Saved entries
++++++++++++++++++++

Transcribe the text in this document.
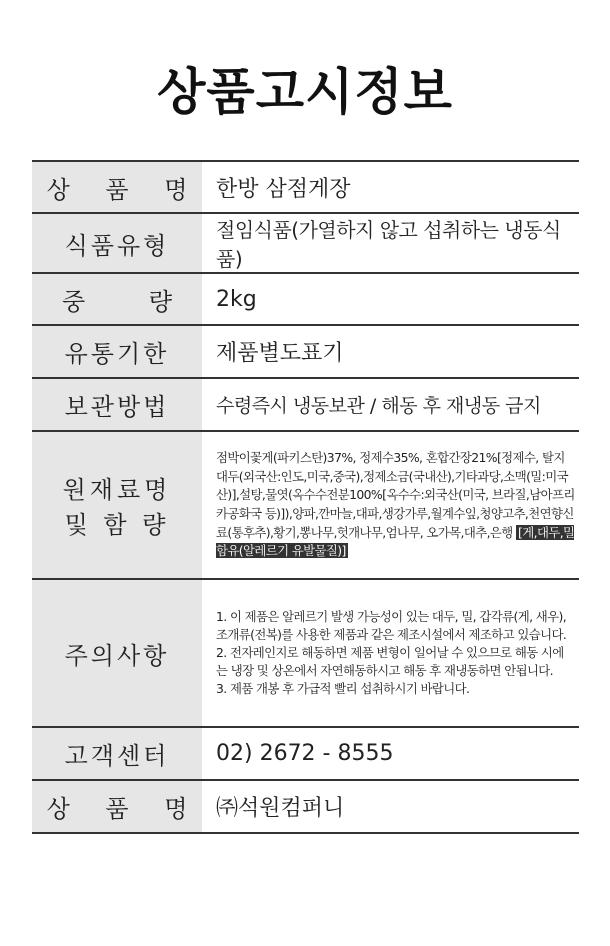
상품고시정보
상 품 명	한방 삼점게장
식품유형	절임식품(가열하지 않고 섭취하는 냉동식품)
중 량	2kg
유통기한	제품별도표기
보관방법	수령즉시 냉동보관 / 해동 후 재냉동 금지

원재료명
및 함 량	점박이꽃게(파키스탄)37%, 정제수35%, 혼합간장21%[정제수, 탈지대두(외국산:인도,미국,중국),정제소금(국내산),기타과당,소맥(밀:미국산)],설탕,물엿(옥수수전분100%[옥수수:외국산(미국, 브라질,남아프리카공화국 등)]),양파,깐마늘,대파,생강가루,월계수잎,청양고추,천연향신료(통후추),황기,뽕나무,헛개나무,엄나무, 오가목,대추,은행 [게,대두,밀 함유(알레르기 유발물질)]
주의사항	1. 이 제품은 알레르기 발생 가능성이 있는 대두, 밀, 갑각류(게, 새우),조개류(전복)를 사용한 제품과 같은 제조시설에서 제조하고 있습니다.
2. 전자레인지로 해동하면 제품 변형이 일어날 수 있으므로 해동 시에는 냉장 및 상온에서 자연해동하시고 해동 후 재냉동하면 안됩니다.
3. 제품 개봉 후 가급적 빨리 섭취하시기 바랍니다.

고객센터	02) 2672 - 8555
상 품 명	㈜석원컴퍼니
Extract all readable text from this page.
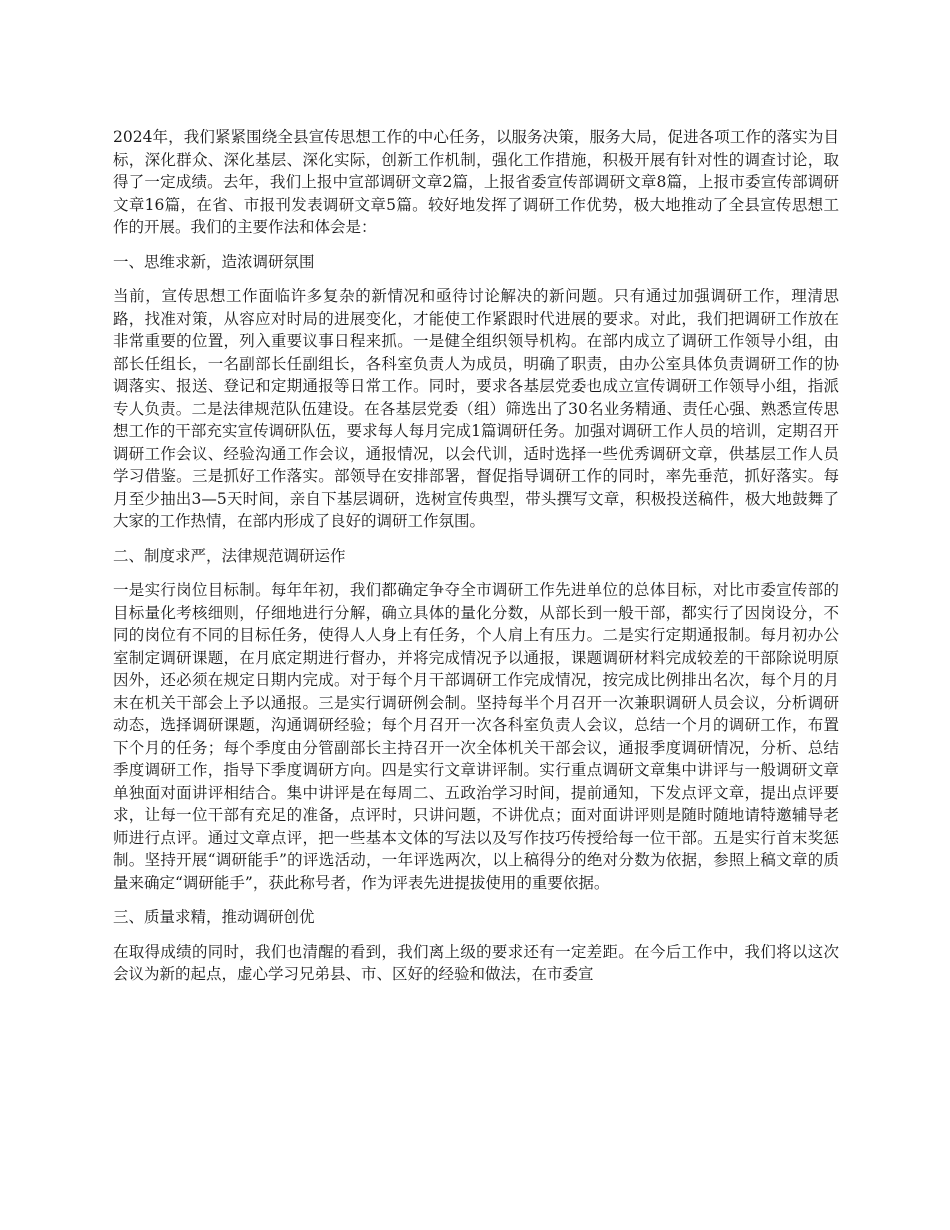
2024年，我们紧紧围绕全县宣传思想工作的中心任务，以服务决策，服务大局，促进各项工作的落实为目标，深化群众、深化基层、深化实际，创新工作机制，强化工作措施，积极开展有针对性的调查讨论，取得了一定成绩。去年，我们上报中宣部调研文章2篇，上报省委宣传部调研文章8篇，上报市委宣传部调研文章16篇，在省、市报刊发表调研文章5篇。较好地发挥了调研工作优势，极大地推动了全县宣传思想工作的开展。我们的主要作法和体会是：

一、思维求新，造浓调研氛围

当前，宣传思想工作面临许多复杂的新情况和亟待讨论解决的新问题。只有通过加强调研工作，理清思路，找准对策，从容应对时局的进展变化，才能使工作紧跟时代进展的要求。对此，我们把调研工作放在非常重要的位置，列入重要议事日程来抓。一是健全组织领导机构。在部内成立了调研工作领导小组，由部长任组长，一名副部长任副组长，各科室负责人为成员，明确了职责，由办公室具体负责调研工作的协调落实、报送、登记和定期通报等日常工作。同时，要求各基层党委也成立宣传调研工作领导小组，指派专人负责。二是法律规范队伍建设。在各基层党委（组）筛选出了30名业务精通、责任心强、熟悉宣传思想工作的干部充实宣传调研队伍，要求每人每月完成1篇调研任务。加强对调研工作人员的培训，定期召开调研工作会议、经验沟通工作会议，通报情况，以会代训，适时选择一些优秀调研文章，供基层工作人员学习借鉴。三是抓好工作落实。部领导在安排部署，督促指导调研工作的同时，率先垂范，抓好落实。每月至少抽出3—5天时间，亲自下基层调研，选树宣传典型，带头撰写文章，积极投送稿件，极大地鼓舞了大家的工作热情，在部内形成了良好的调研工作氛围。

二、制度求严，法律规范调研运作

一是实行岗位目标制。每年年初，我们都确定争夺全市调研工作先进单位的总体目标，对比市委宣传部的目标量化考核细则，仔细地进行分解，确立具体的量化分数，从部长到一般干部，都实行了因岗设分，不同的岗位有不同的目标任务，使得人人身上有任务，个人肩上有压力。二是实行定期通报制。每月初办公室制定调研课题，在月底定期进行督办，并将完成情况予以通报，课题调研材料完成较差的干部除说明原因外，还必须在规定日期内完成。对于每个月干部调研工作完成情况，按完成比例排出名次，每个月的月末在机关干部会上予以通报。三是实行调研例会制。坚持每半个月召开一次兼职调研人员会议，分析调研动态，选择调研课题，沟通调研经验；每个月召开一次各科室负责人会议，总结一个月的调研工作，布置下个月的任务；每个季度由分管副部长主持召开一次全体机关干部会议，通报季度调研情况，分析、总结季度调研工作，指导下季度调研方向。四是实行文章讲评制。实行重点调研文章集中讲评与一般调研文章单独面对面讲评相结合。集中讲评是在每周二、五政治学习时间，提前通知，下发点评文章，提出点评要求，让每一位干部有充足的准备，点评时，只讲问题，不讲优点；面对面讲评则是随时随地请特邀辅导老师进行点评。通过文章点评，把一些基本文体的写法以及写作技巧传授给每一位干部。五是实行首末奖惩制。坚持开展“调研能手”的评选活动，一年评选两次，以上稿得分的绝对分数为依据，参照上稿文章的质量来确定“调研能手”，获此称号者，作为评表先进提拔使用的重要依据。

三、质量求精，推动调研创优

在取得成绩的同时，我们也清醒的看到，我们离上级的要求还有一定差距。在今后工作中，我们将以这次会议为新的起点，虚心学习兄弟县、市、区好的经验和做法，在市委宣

++++++++++++++++++++

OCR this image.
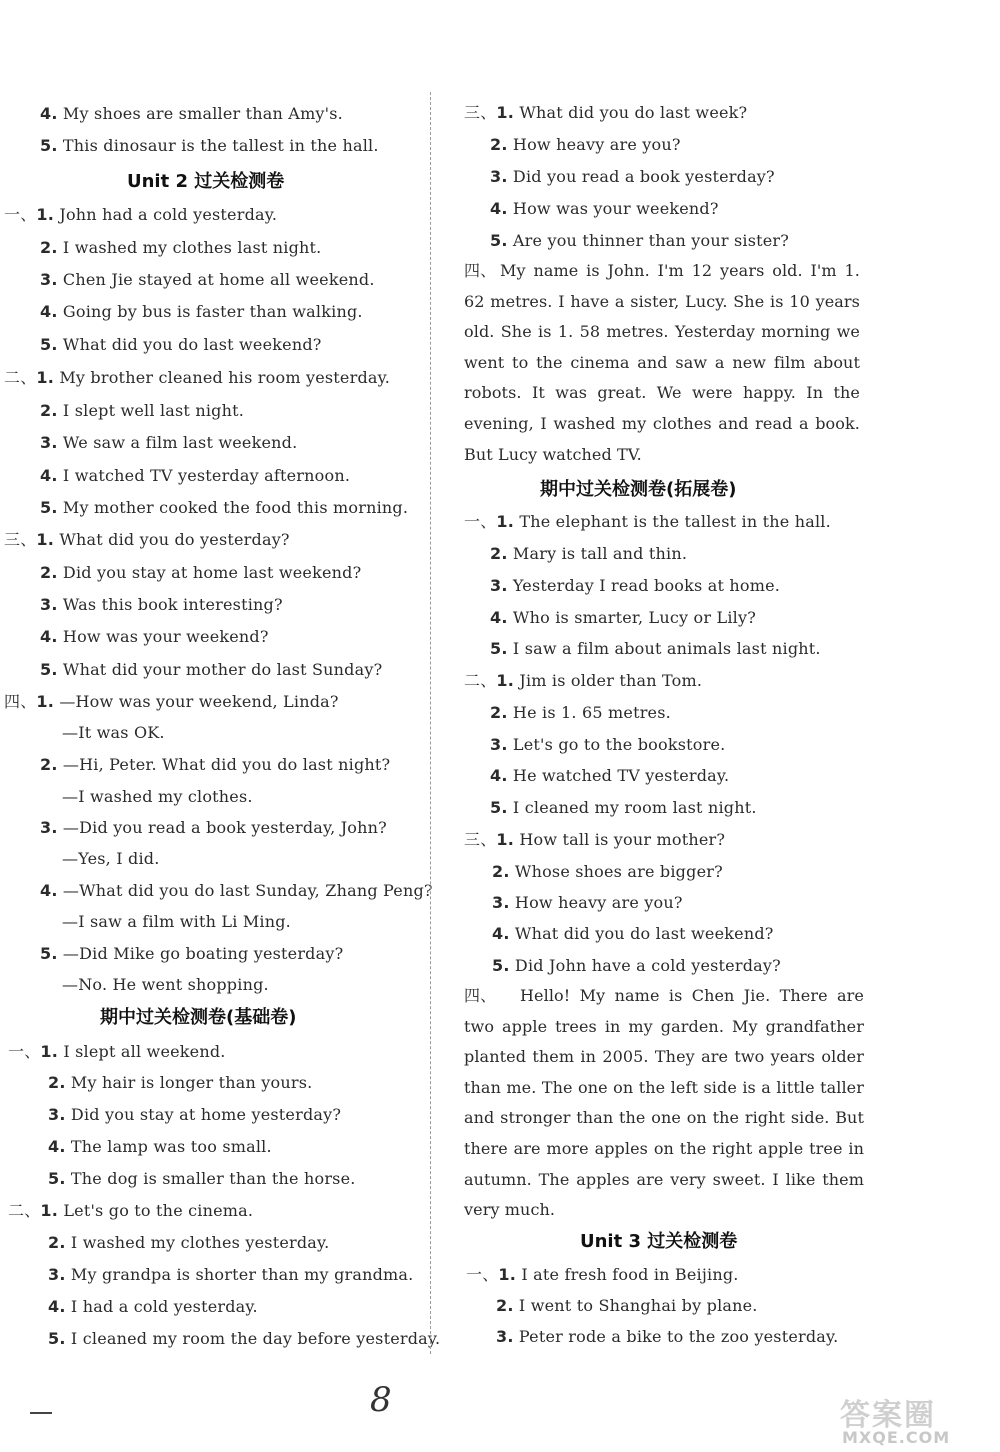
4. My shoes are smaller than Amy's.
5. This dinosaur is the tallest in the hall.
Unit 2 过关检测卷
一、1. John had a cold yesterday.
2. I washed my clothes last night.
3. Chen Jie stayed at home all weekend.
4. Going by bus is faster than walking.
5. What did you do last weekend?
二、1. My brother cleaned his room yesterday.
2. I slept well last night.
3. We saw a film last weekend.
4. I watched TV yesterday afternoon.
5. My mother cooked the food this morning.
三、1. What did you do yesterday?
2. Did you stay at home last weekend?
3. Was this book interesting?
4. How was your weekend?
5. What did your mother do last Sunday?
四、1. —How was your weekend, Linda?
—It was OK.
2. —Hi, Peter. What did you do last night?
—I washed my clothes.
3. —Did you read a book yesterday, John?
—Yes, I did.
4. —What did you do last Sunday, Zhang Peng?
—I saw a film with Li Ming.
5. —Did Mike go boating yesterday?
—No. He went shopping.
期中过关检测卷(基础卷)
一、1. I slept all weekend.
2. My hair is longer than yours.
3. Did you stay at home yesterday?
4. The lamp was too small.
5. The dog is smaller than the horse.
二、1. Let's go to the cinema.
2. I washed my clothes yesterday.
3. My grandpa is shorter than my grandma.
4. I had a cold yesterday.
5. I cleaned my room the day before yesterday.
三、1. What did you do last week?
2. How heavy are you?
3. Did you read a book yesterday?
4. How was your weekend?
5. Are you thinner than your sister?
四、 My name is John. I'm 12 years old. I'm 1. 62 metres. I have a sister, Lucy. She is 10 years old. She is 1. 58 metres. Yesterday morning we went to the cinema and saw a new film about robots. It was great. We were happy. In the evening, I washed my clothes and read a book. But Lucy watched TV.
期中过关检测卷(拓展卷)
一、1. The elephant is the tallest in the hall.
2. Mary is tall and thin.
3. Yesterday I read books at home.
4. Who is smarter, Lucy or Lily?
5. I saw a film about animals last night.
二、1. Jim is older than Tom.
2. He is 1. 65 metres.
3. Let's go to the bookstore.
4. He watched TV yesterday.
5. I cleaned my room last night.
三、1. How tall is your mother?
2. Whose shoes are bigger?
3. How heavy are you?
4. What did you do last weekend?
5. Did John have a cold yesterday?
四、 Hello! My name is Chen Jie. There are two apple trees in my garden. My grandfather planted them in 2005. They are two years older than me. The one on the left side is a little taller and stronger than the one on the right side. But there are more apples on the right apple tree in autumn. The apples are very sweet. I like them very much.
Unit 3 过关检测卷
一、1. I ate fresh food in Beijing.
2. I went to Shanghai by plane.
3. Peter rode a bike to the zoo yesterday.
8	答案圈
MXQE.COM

++++++++++++++++++++

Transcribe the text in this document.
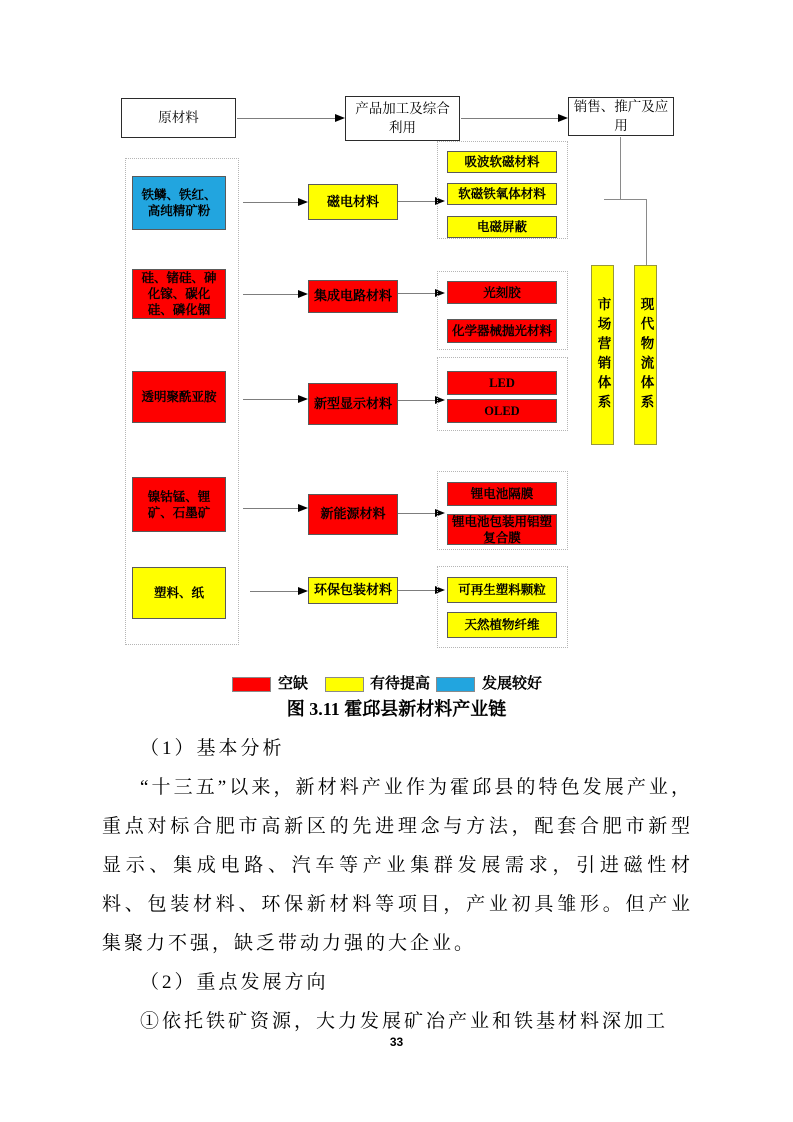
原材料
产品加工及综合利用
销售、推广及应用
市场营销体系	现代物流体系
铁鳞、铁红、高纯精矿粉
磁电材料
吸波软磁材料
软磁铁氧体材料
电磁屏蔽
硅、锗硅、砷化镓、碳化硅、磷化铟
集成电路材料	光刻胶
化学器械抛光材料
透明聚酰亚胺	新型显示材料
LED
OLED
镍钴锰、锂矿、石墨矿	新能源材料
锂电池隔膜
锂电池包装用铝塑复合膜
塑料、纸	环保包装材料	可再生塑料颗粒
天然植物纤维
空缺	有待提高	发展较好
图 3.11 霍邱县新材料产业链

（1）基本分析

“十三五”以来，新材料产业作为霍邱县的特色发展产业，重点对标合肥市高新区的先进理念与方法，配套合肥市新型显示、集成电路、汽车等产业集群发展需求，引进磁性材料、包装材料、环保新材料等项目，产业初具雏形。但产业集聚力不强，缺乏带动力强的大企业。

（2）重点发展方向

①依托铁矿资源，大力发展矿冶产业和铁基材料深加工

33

++++++++++++++++++++

= Required task =
For each line of the entries that includes "shoes", show that line.

= Worked solution =
4. My shoes are smaller than Amy's.
2. Whose shoes are bigger?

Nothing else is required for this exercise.